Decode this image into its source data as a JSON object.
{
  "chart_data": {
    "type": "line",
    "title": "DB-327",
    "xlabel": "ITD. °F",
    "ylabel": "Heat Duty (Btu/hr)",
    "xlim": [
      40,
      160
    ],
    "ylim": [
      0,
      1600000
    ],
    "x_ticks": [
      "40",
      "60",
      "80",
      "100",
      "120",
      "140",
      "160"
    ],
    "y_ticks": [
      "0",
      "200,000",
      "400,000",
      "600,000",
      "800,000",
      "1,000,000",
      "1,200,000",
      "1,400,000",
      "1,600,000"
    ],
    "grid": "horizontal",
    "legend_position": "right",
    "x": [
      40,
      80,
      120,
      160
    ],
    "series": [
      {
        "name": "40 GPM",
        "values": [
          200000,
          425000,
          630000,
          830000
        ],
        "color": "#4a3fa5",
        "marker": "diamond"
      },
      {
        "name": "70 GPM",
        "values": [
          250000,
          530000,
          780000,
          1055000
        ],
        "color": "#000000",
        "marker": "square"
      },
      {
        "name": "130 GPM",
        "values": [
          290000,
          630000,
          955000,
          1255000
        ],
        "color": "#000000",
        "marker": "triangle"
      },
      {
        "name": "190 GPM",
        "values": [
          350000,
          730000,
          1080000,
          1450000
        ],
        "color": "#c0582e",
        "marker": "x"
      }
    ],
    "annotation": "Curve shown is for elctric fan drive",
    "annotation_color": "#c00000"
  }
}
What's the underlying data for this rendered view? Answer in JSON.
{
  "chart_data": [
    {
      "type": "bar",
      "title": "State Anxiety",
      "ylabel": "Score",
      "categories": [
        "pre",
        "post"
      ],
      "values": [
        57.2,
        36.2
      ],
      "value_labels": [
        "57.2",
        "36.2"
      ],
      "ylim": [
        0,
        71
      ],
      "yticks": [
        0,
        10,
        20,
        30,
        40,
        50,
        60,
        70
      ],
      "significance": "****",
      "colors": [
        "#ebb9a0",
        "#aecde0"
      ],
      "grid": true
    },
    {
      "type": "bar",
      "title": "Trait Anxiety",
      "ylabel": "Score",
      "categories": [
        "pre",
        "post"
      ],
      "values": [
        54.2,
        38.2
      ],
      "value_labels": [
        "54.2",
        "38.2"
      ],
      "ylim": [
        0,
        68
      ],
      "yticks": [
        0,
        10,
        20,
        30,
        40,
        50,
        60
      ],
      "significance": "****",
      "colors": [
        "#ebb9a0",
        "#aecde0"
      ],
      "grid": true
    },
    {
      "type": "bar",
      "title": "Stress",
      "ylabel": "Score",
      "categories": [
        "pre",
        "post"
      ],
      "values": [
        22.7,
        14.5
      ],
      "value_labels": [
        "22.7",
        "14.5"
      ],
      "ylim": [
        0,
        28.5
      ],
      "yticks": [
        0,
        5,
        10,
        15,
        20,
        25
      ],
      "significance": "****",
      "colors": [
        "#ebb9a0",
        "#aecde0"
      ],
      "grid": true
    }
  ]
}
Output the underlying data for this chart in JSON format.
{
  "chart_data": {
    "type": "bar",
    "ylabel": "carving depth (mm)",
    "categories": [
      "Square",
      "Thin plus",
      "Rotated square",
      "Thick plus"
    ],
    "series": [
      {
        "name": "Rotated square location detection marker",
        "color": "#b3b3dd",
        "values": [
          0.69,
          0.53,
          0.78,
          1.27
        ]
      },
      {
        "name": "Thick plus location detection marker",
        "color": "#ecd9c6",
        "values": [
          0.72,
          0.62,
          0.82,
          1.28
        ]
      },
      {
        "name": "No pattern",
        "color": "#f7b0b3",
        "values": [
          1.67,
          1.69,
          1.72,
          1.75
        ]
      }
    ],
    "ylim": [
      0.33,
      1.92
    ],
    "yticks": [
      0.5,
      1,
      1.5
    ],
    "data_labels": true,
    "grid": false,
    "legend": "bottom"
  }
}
_ _ _ _
◆ **EXERCISE OBJECTIVE**:
Report each line in the preceding entries that holds the string "plus".

◆ **EXERCISE RESULT**:
      "Thin plus",
      "Thick plus"
        "name": "Thick plus location detection marker",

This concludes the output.